_PROBLEM TO SOLVE_
Identify the lines that contain the string "Output", then copy each of them.

_MATERIAL FOR THE TASK_
——————————

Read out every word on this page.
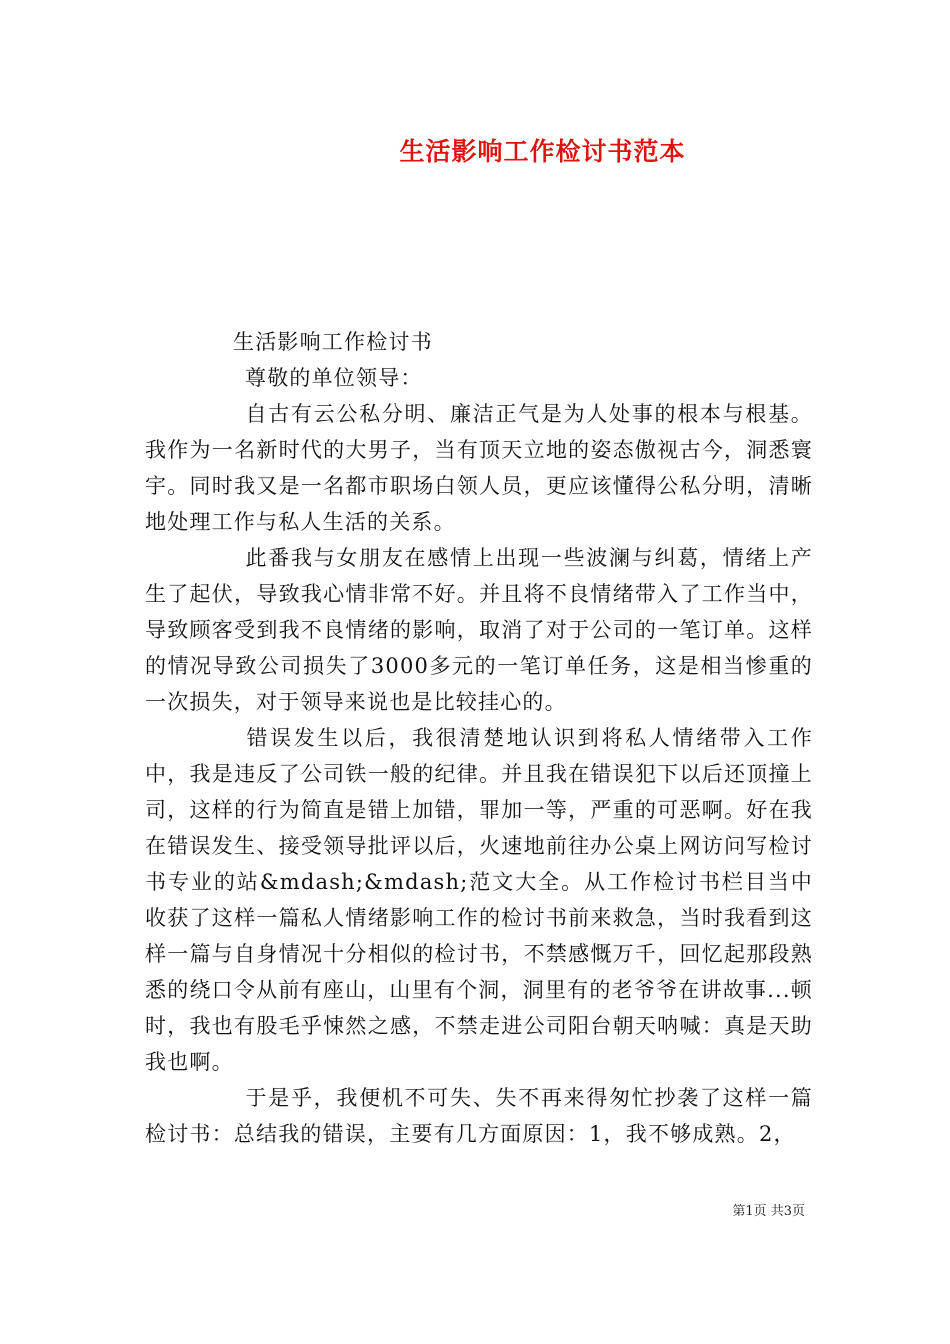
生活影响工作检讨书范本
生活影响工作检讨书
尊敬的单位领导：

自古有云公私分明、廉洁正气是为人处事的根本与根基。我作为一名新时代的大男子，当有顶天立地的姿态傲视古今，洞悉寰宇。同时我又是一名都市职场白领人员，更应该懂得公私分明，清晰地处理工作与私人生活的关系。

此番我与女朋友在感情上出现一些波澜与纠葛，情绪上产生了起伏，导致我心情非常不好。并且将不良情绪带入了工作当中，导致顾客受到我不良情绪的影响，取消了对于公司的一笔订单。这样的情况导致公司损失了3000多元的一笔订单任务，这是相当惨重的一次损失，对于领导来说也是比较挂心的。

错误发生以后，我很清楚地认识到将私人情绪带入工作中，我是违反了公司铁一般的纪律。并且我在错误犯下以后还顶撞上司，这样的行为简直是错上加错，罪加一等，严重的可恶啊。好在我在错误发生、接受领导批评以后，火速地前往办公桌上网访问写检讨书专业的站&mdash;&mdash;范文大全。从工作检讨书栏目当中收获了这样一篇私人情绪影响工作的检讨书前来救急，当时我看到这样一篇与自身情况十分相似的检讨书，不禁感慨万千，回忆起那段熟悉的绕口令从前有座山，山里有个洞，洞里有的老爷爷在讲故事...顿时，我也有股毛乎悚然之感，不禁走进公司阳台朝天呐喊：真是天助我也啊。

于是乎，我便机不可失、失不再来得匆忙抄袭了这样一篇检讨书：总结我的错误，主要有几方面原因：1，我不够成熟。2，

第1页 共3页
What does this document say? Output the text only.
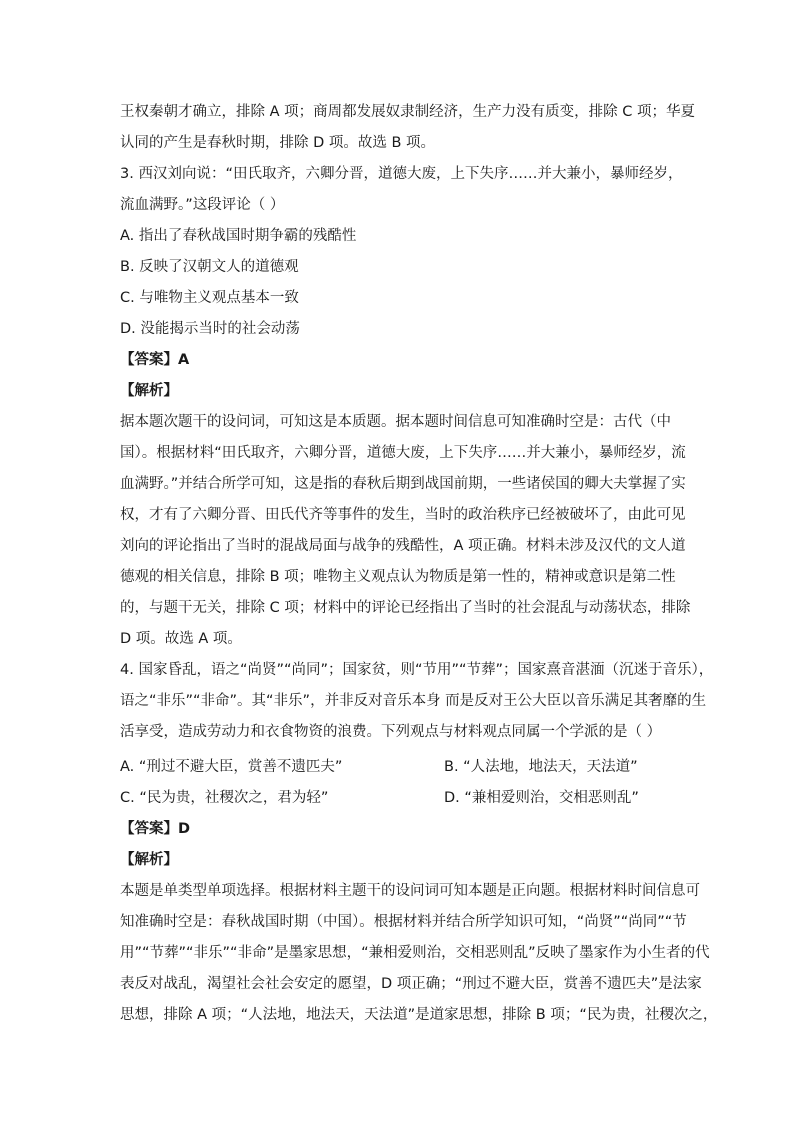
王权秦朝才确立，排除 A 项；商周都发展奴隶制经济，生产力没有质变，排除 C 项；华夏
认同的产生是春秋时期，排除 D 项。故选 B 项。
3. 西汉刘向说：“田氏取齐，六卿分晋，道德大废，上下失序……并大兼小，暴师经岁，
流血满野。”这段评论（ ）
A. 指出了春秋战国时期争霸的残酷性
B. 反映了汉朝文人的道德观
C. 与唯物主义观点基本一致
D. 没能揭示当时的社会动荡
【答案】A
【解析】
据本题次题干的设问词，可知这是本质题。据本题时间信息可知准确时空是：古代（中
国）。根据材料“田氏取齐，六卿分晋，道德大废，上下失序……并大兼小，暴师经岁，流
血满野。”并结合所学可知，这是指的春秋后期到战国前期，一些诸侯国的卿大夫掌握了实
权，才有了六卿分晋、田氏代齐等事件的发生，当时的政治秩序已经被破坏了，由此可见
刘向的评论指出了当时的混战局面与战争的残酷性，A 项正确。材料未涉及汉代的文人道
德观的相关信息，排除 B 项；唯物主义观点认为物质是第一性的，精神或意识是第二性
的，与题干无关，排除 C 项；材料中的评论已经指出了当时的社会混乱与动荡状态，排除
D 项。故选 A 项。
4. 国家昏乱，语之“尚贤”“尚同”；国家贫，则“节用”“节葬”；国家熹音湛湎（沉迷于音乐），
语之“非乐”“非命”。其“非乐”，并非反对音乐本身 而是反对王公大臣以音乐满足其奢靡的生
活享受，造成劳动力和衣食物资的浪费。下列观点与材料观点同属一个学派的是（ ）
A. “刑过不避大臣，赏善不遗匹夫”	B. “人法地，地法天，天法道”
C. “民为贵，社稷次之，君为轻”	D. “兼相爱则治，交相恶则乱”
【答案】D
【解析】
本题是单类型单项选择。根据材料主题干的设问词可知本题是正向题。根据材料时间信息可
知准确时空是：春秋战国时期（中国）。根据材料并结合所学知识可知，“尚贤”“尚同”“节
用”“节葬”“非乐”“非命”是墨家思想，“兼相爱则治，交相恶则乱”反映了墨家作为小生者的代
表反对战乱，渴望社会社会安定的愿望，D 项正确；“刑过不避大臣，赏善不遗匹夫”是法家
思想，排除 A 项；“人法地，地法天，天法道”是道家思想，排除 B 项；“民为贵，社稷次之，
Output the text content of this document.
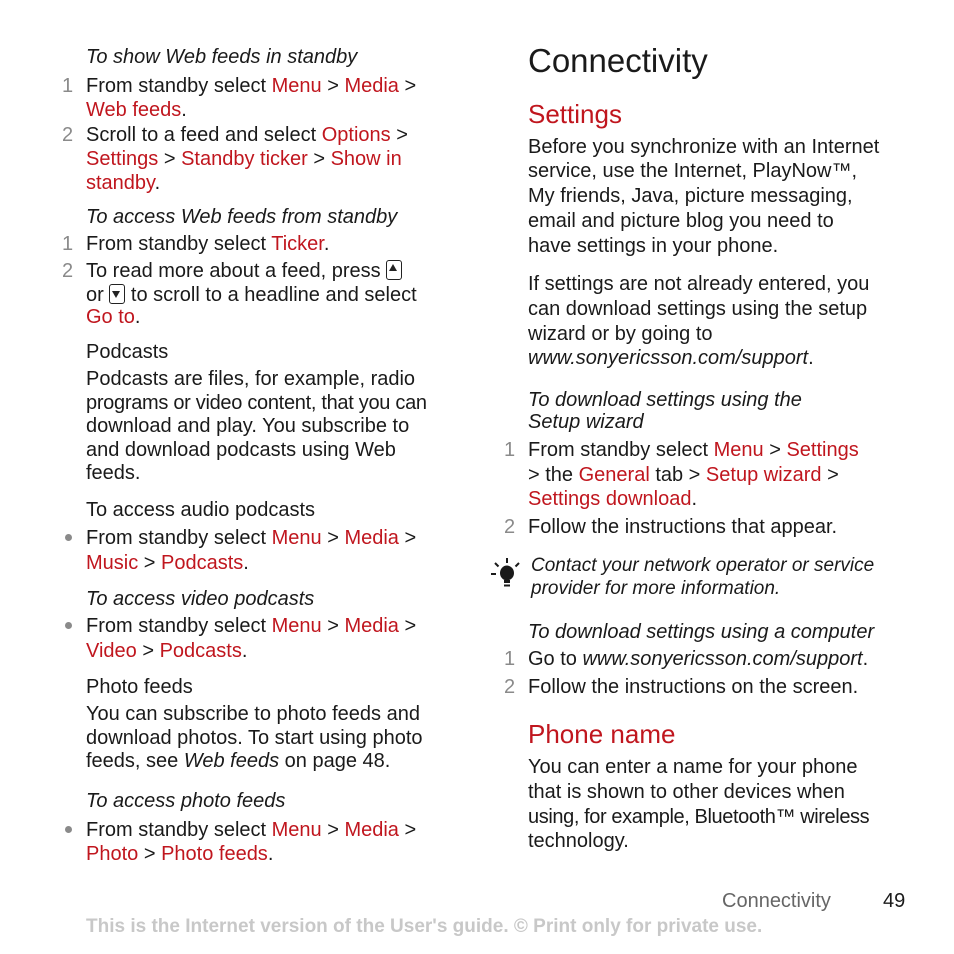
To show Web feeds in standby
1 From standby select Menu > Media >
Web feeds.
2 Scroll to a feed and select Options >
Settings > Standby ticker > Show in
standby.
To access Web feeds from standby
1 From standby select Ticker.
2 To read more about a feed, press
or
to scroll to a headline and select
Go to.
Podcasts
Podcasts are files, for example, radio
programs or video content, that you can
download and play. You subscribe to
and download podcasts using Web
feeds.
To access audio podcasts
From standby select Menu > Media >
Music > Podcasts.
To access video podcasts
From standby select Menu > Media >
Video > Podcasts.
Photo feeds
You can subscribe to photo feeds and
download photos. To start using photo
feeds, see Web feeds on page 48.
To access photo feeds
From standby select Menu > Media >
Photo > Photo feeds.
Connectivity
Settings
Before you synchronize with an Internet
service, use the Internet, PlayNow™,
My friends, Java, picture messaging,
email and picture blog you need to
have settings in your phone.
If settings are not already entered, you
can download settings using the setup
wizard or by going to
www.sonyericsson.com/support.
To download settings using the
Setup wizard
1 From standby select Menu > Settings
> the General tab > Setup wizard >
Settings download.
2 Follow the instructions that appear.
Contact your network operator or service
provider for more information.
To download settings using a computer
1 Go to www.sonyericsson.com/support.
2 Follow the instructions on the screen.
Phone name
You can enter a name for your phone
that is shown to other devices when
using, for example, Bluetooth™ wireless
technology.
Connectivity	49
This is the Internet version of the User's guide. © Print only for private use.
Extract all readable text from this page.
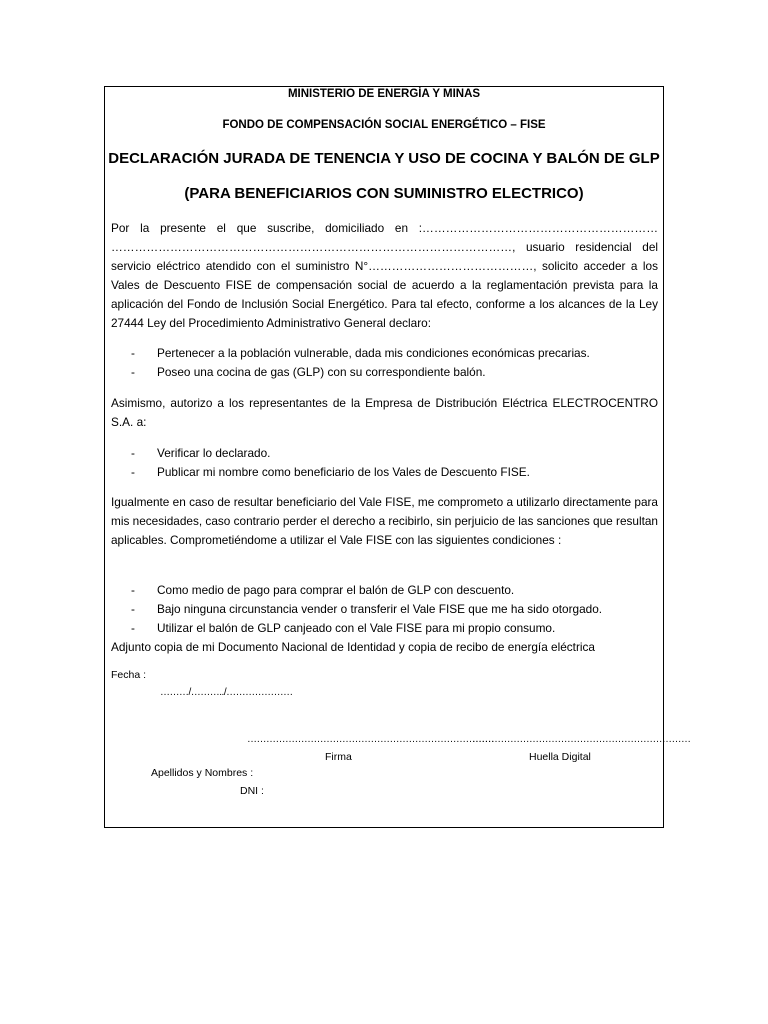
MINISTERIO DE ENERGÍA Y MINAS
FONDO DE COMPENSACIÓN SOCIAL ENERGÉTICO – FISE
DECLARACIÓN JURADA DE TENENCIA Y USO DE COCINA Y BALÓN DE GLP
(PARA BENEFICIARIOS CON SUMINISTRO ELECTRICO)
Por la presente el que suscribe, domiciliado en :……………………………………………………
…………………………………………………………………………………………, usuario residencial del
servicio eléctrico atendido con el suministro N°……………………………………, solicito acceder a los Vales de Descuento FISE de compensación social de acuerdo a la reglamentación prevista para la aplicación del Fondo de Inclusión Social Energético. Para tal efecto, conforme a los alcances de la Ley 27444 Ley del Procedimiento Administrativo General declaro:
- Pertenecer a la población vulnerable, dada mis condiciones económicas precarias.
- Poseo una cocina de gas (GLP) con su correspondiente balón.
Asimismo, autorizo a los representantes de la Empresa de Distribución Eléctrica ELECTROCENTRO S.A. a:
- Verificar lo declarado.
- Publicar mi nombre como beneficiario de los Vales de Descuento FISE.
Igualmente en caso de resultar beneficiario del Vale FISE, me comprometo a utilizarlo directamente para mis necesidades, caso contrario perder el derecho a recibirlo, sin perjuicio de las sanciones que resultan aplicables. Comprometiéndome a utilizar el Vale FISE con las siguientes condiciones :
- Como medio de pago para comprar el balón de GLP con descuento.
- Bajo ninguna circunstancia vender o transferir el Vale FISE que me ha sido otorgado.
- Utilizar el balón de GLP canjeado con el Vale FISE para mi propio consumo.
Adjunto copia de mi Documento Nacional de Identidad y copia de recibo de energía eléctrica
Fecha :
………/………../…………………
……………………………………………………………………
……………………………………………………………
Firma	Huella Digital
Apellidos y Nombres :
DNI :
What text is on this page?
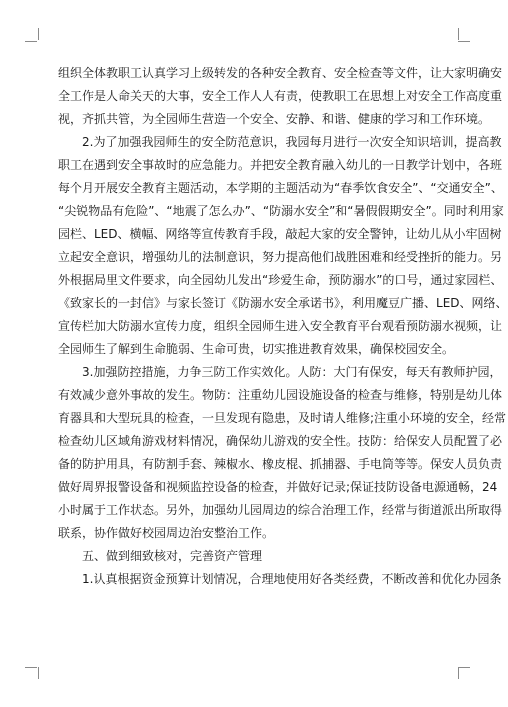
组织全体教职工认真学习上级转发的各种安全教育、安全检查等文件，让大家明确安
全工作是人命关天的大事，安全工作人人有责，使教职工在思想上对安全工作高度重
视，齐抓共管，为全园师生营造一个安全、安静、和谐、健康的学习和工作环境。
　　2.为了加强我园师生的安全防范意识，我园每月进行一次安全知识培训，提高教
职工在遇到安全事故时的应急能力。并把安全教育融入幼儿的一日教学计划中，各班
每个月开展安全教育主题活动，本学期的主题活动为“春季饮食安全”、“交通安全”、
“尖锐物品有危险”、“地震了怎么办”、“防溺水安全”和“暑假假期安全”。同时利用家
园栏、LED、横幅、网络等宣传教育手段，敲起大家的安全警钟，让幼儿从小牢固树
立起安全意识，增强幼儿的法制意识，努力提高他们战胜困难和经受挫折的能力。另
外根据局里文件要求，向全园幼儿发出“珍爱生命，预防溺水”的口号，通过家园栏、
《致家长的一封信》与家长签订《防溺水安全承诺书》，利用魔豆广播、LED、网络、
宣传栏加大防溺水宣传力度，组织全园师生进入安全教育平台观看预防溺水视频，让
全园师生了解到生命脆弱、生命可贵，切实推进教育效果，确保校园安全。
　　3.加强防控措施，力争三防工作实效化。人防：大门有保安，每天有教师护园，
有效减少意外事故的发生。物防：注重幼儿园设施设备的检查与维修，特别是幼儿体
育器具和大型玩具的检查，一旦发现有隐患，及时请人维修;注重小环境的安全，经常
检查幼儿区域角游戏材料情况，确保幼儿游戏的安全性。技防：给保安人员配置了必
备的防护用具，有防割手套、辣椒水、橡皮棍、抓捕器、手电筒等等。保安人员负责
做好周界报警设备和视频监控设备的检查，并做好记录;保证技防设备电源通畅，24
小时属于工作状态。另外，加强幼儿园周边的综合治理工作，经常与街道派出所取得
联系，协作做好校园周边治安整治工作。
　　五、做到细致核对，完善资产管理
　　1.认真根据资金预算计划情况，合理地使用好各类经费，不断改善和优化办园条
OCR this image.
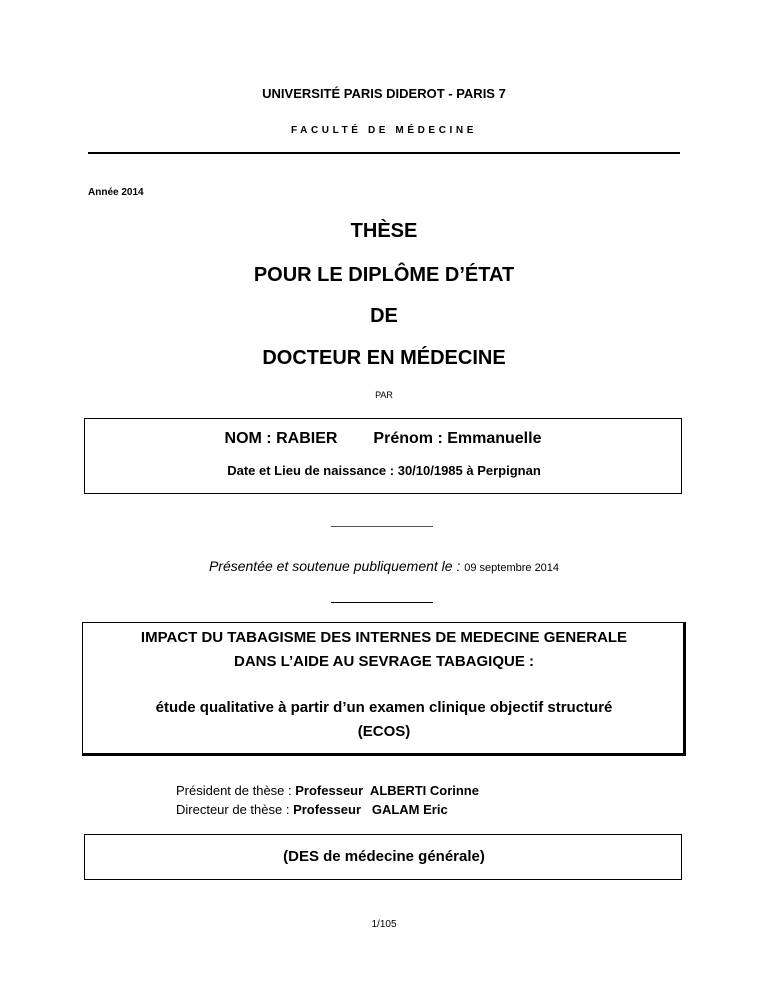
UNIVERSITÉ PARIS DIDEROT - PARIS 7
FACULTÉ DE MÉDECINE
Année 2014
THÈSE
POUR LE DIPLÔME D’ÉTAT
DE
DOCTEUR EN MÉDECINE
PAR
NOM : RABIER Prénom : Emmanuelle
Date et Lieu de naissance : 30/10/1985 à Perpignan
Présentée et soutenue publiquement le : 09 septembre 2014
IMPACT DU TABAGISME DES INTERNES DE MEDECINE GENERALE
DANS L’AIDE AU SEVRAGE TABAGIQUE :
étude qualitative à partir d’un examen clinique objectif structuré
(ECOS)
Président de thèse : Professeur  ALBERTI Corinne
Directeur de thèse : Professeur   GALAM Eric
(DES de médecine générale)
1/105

——————————

_ANSWER TO THIS EXERCISE_
What does this document say? Output the text only.
Output the text content of this document.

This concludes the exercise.